Work to do | Below are the records; reproduce all of them exactly but without any images.

[Entries with figure data]
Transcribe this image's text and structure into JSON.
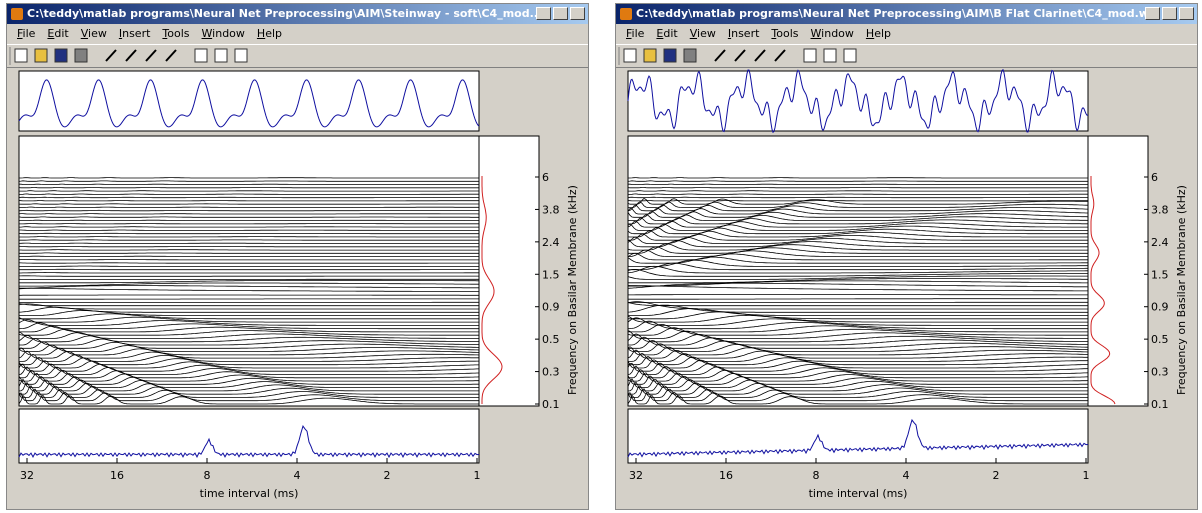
{
  "windows": [
    {
      "title": "C:\\teddy\\matlab programs\\Neural Net Preprocessing\\AIM\\Steinway - soft\\C4_mod...",
      "menu": [
        "File",
        "Edit",
        "View",
        "Insert",
        "Tools",
        "Window",
        "Help"
      ],
      "plot": {
        "xticks": [
          32,
          16,
          8,
          4,
          2,
          1
        ],
        "xlabel": "time interval (ms)",
        "yticks": [
          6,
          3.8,
          2.4,
          1.5,
          0.9,
          0.5,
          0.3,
          0.1
        ],
        "ylabel": "Frequency on Basilar Membrane (kHz)"
      }
    },
    {
      "title": "C:\\teddy\\matlab programs\\Neural Net Preprocessing\\AIM\\B Flat Clarinet\\C4_mod.w...",
      "menu": [
        "File",
        "Edit",
        "View",
        "Insert",
        "Tools",
        "Window",
        "Help"
      ],
      "plot": {
        "xticks": [
          32,
          16,
          8,
          4,
          2,
          1
        ],
        "xlabel": "time interval (ms)",
        "yticks": [
          6,
          3.8,
          2.4,
          1.5,
          0.9,
          0.5,
          0.3,
          0.1
        ],
        "ylabel": "Frequency on Basilar Membrane (kHz)"
      }
    }
  ]
}
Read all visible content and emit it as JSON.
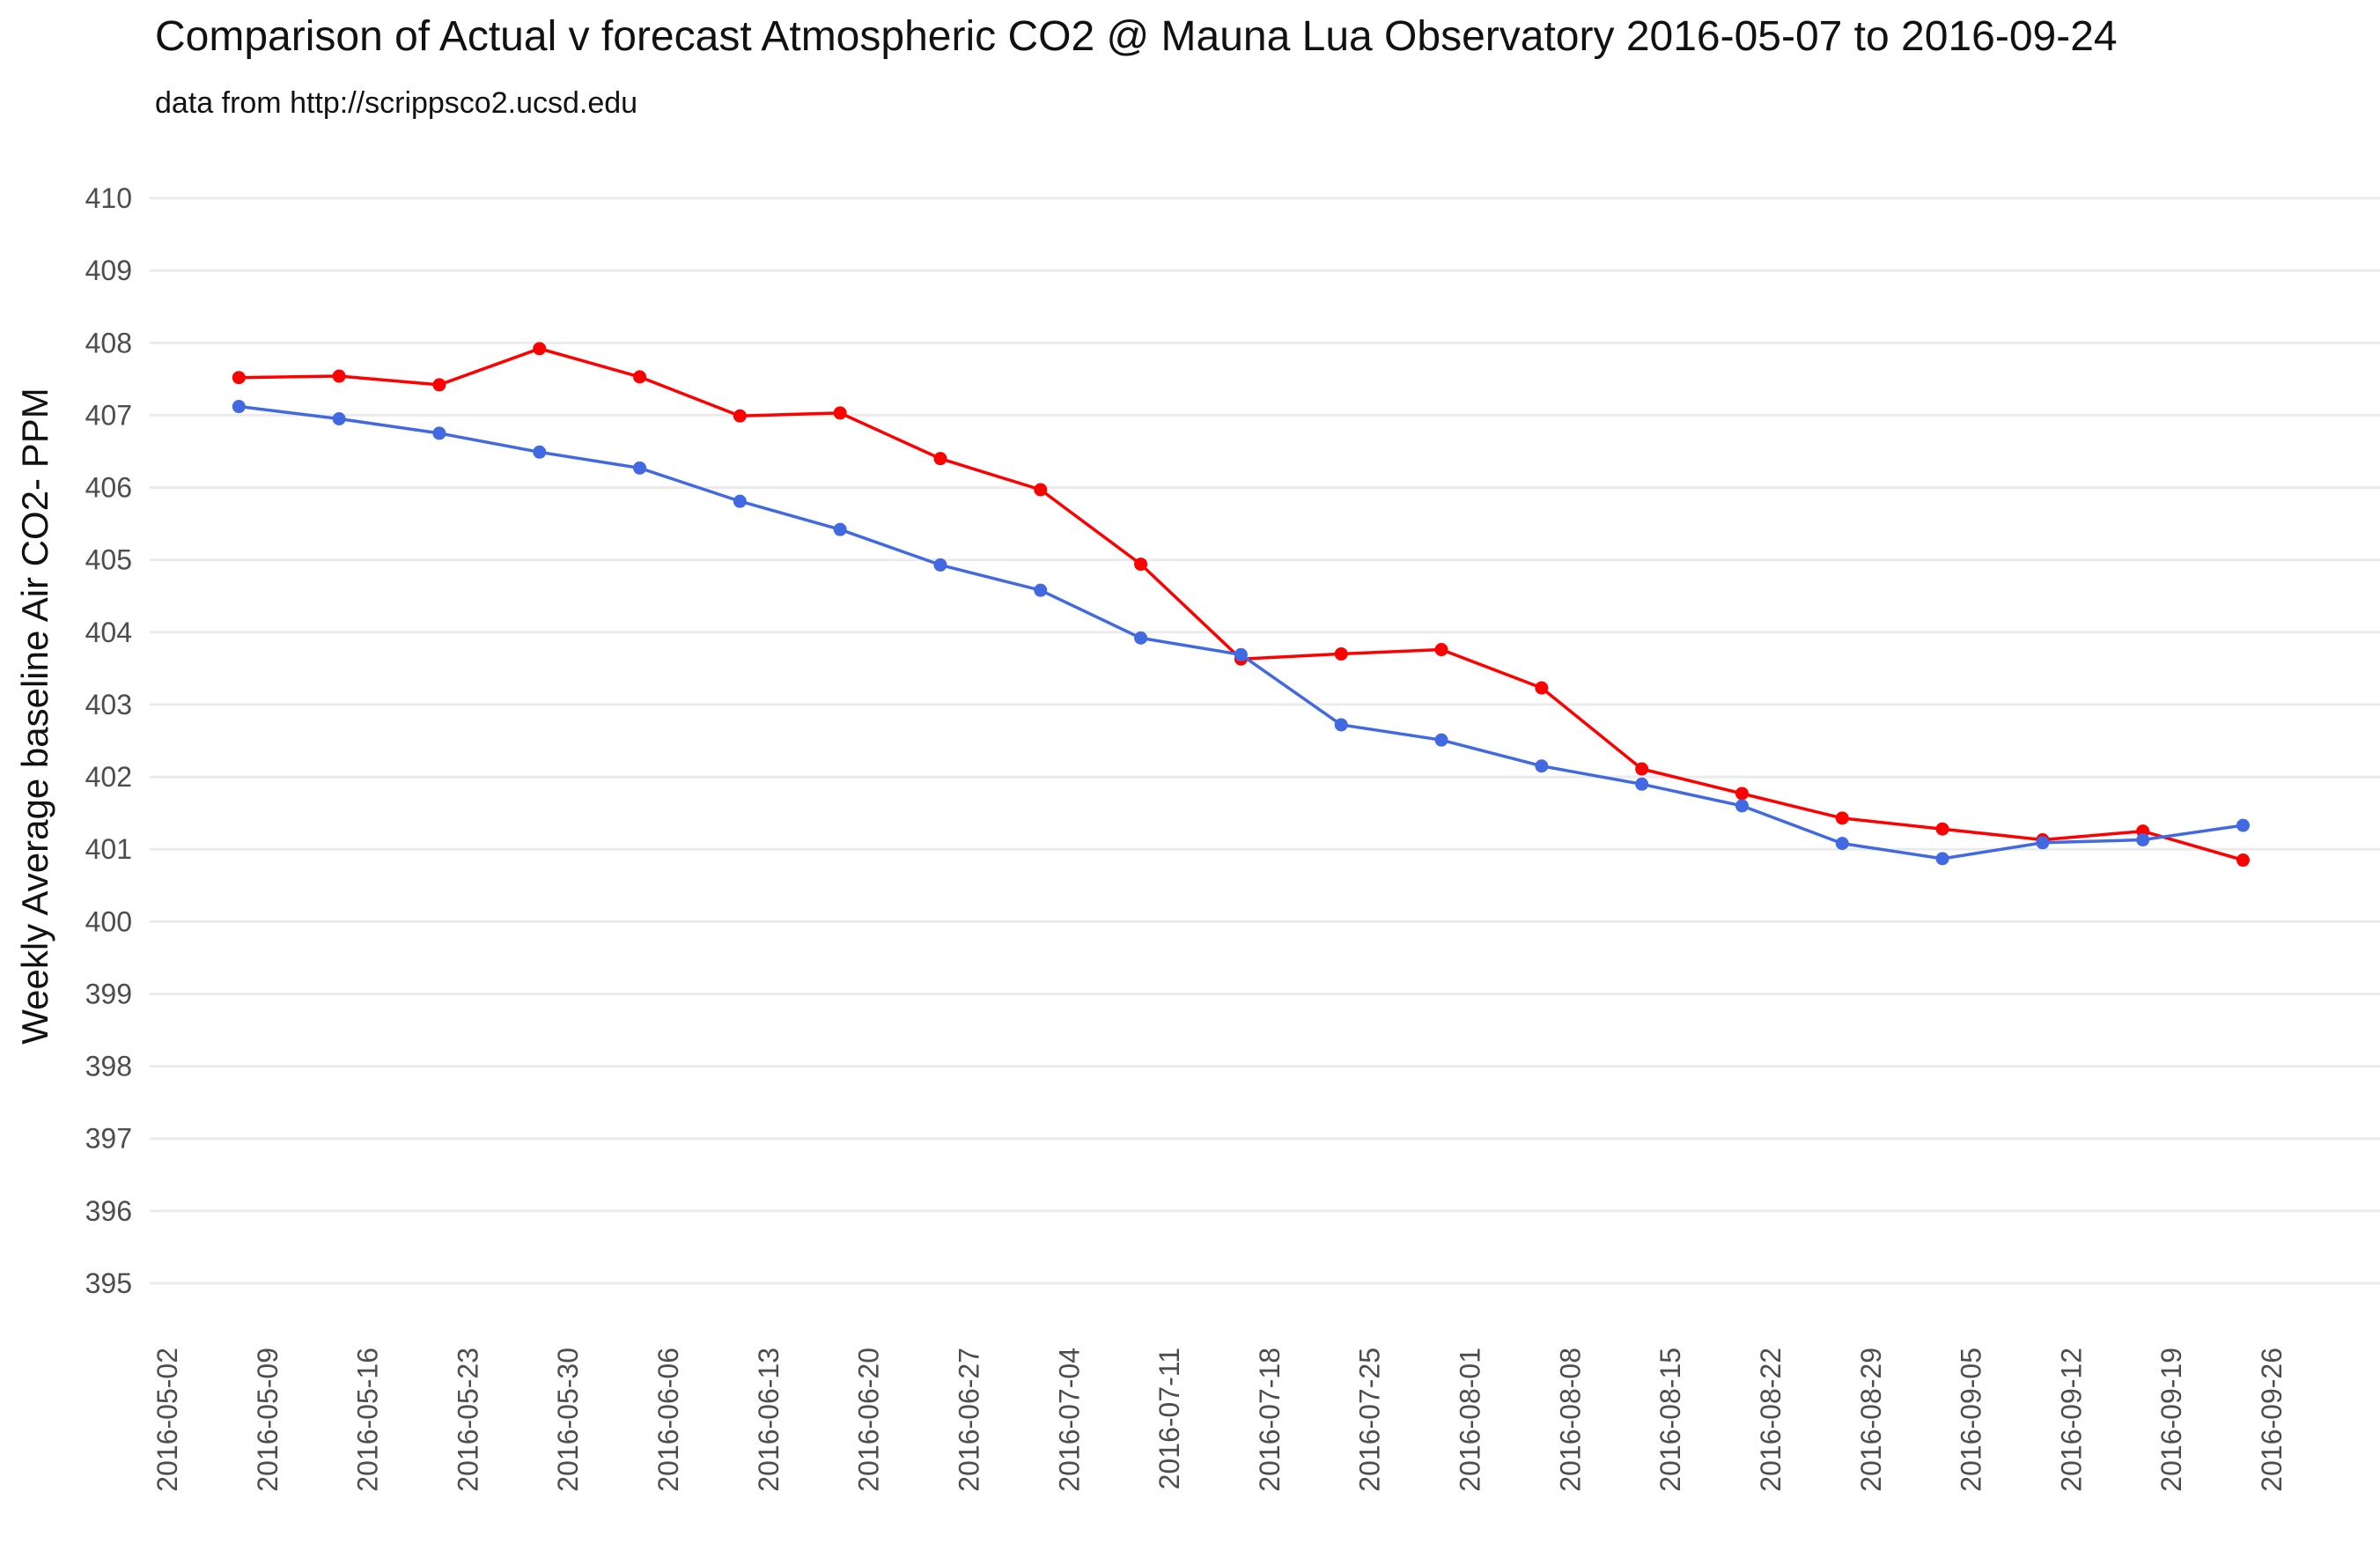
{
  "chart_data": {
    "type": "line",
    "title": "Comparison of Actual v forecast Atmospheric CO2 @ Mauna Lua Observatory 2016-05-07 to 2016-09-24",
    "subtitle": "data from http://scrippsco2.ucsd.edu",
    "xlabel": "",
    "ylabel": "Weekly Average baseline Air CO2- PPM",
    "ylim": [
      395,
      410
    ],
    "y_ticks": [
      395,
      396,
      397,
      398,
      399,
      400,
      401,
      402,
      403,
      404,
      405,
      406,
      407,
      408,
      409,
      410
    ],
    "x_tick_labels": [
      "2016-05-02",
      "2016-05-09",
      "2016-05-16",
      "2016-05-23",
      "2016-05-30",
      "2016-06-06",
      "2016-06-13",
      "2016-06-20",
      "2016-06-27",
      "2016-07-04",
      "2016-07-11",
      "2016-07-18",
      "2016-07-25",
      "2016-08-01",
      "2016-08-08",
      "2016-08-15",
      "2016-08-22",
      "2016-08-29",
      "2016-09-05",
      "2016-09-12",
      "2016-09-19",
      "2016-09-26"
    ],
    "x": [
      "2016-05-07",
      "2016-05-14",
      "2016-05-21",
      "2016-05-28",
      "2016-06-04",
      "2016-06-11",
      "2016-06-18",
      "2016-06-25",
      "2016-07-02",
      "2016-07-09",
      "2016-07-16",
      "2016-07-23",
      "2016-07-30",
      "2016-08-06",
      "2016-08-13",
      "2016-08-20",
      "2016-08-27",
      "2016-09-03",
      "2016-09-10",
      "2016-09-17",
      "2016-09-24"
    ],
    "grid": true,
    "legend": "none",
    "series": [
      {
        "name": "Actual",
        "color": "#ff0000",
        "values": [
          407.52,
          407.54,
          407.42,
          407.92,
          407.53,
          406.99,
          407.03,
          406.4,
          405.97,
          404.94,
          403.63,
          403.7,
          403.76,
          403.23,
          402.11,
          401.77,
          401.43,
          401.28,
          401.13,
          401.25,
          400.85
        ]
      },
      {
        "name": "Forecast",
        "color": "#4169e1",
        "values": [
          407.12,
          406.95,
          406.75,
          406.49,
          406.27,
          405.81,
          405.42,
          404.93,
          404.58,
          403.92,
          403.69,
          402.72,
          402.51,
          402.15,
          401.9,
          401.6,
          401.08,
          400.87,
          401.09,
          401.13,
          401.33
        ]
      }
    ]
  }
}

Response |
Transcribe this image's text and structure into JSON.
{
  "windows": [
    {
      "title": "C:\\teddy\\matlab programs\\Neural Net Preprocessing\\AIM\\Steinway - soft\\C4_mod...",
      "menu": [
        "File",
        "Edit",
        "View",
        "Insert",
        "Tools",
        "Window",
        "Help"
      ],
      "plot": {
        "xticks": [
          32,
          16,
          8,
          4,
          2,
          1
        ],
        "xlabel": "time interval (ms)",
        "yticks": [
          6,
          3.8,
          2.4,
          1.5,
          0.9,
          0.5,
          0.3,
          0.1
        ],
        "ylabel": "Frequency on Basilar Membrane (kHz)"
      }
    },
    {
      "title": "C:\\teddy\\matlab programs\\Neural Net Preprocessing\\AIM\\B Flat Clarinet\\C4_mod.w...",
      "menu": [
        "File",
        "Edit",
        "View",
        "Insert",
        "Tools",
        "Window",
        "Help"
      ],
      "plot": {
        "xticks": [
          32,
          16,
          8,
          4,
          2,
          1
        ],
        "xlabel": "time interval (ms)",
        "yticks": [
          6,
          3.8,
          2.4,
          1.5,
          0.9,
          0.5,
          0.3,
          0.1
        ],
        "ylabel": "Frequency on Basilar Membrane (kHz)"
      }
    }
  ]
}
Read all visible content and emit it as JSON.
{
  "chart_data": {
    "type": "line",
    "title": "Comparison of Actual v forecast Atmospheric CO2 @ Mauna Lua Observatory 2016-05-07 to 2016-09-24",
    "subtitle": "data from http://scrippsco2.ucsd.edu",
    "xlabel": "",
    "ylabel": "Weekly Average baseline Air CO2- PPM",
    "ylim": [
      395,
      410
    ],
    "y_ticks": [
      395,
      396,
      397,
      398,
      399,
      400,
      401,
      402,
      403,
      404,
      405,
      406,
      407,
      408,
      409,
      410
    ],
    "x_tick_labels": [
      "2016-05-02",
      "2016-05-09",
      "2016-05-16",
      "2016-05-23",
      "2016-05-30",
      "2016-06-06",
      "2016-06-13",
      "2016-06-20",
      "2016-06-27",
      "2016-07-04",
      "2016-07-11",
      "2016-07-18",
      "2016-07-25",
      "2016-08-01",
      "2016-08-08",
      "2016-08-15",
      "2016-08-22",
      "2016-08-29",
      "2016-09-05",
      "2016-09-12",
      "2016-09-19",
      "2016-09-26"
    ],
    "x": [
      "2016-05-07",
      "2016-05-14",
      "2016-05-21",
      "2016-05-28",
      "2016-06-04",
      "2016-06-11",
      "2016-06-18",
      "2016-06-25",
      "2016-07-02",
      "2016-07-09",
      "2016-07-16",
      "2016-07-23",
      "2016-07-30",
      "2016-08-06",
      "2016-08-13",
      "2016-08-20",
      "2016-08-27",
      "2016-09-03",
      "2016-09-10",
      "2016-09-17",
      "2016-09-24"
    ],
    "grid": true,
    "legend": "none",
    "series": [
      {
        "name": "Actual",
        "color": "#ff0000",
        "values": [
          407.52,
          407.54,
          407.42,
          407.92,
          407.53,
          406.99,
          407.03,
          406.4,
          405.97,
          404.94,
          403.63,
          403.7,
          403.76,
          403.23,
          402.11,
          401.77,
          401.43,
          401.28,
          401.13,
          401.25,
          400.85
        ]
      },
      {
        "name": "Forecast",
        "color": "#4169e1",
        "values": [
          407.12,
          406.95,
          406.75,
          406.49,
          406.27,
          405.81,
          405.42,
          404.93,
          404.58,
          403.92,
          403.69,
          402.72,
          402.51,
          402.15,
          401.9,
          401.6,
          401.08,
          400.87,
          401.09,
          401.13,
          401.33
        ]
      }
    ]
  }
}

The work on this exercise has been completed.